Short task: Check each line below for the word "процессы" and give the number of lines that have it, nothing more.

━━ Task material ━━

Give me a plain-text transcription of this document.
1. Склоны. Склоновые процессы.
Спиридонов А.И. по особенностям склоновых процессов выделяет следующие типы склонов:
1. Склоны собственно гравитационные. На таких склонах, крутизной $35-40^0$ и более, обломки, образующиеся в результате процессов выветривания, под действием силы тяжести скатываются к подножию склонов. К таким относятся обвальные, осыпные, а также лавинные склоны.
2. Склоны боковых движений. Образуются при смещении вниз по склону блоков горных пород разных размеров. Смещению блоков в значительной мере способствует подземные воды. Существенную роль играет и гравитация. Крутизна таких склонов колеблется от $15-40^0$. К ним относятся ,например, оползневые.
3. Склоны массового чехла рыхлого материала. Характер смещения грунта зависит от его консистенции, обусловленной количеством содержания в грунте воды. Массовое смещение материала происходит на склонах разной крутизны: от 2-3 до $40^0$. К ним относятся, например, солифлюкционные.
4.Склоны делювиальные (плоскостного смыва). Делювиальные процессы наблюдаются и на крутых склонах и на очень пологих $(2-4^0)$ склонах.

━━━

Final answer: 2